### [Отрывок]
*-*-*
Тихонова, 1990. С. 109–111
Где-то около 1957 г., когда Гарри Израйлевич Абелев работал в НИИ эпидемиологии и микробиологии им. Н. Гамалеи Минздрава СССР вместе с Л. А. Зильбером, его вызвал начальник спецотдела Института Н. А. Мещеряков. Он провел Абелева в заднюю комнату своего помещения и там оставил его наедине с неким «штатским человеком лет 45–50, сотрудником Минздрава СССР — Хрипко». Ранее Абелев не раз встречал в министерстве этого Хрипко. Здесь он очень любезно стал расспрашивать о работе и жизни, напирая все время на небольшую зарплату Г. И. Абелева и стесненность жилищных условий. Абелев отвечал, что зарплата теперь уже большая, 1750 р. как у кандидата наук, младшего научного сотрудника (до реформы 1961 г.), квартира тоже большая, двухкомнатная, и что все хорошо. Тогда Хрипко стал хвалить Зильбера, его исключительно важные работы. Он открыто сказал, что является сотрудником КГБ и что в КГБ внимательно следят за этими работами, хотят их поддержать. Они нуждаются в правильной и совершенно объективной информации о Л. А. и рассчитывают на Абелева как на преданного сотрудника Зильбера, который должен помочь им, а тем самым и ему. Абелев от всего отказывался, говорил, что никакой информации, кроме всем известной, у него нет. Он также упирал на психологию своей личности, говоря, что не может хранить тайны, жить двойной жизнью, что это будет его тяготить и т. п.
Хрипко возражал, что собеседник его неправильно понимает, напрасно нервничает и что они еще вернутся к этой теме. Так эта встреча ничем и не кончилась. Прямо от Хрипко, в большом возбуждении, Абелев помчался к Л. А. Зильберу и все рассказал ему, предупредив, что сам-то он категорически отказался от сотрудничества с КГБ, но наверняка они найдут кого-то еще для слежки за ним.
*-*-*
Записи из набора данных
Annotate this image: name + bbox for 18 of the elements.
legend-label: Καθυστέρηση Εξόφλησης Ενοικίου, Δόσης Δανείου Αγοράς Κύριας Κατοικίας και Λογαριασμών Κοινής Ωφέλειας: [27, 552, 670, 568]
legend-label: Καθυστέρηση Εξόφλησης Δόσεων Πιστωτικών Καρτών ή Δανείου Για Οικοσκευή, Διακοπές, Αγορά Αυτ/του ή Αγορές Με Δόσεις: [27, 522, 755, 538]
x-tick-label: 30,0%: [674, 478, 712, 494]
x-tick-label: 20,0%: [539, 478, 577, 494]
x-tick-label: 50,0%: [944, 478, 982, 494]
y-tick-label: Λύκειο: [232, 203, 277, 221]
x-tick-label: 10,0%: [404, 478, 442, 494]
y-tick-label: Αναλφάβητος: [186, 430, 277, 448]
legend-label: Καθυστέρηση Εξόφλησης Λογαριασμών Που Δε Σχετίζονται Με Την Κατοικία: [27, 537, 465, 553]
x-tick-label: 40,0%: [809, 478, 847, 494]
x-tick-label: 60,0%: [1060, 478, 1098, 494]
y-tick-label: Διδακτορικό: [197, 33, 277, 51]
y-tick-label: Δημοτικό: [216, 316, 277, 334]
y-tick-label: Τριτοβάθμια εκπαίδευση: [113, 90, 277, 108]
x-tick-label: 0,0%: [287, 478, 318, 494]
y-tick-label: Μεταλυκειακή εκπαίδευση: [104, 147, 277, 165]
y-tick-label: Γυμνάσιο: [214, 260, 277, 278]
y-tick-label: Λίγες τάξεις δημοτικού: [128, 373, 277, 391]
*-*-*
### [О задании]
Какую сумму зарплаты назвал Абелев в разговоре с Хрипко, согласно отрывку? Этот перечень взят из другого источника.

### [Решение задачи]
1750 р., как у кандидата наук, младшего научного сотрудника.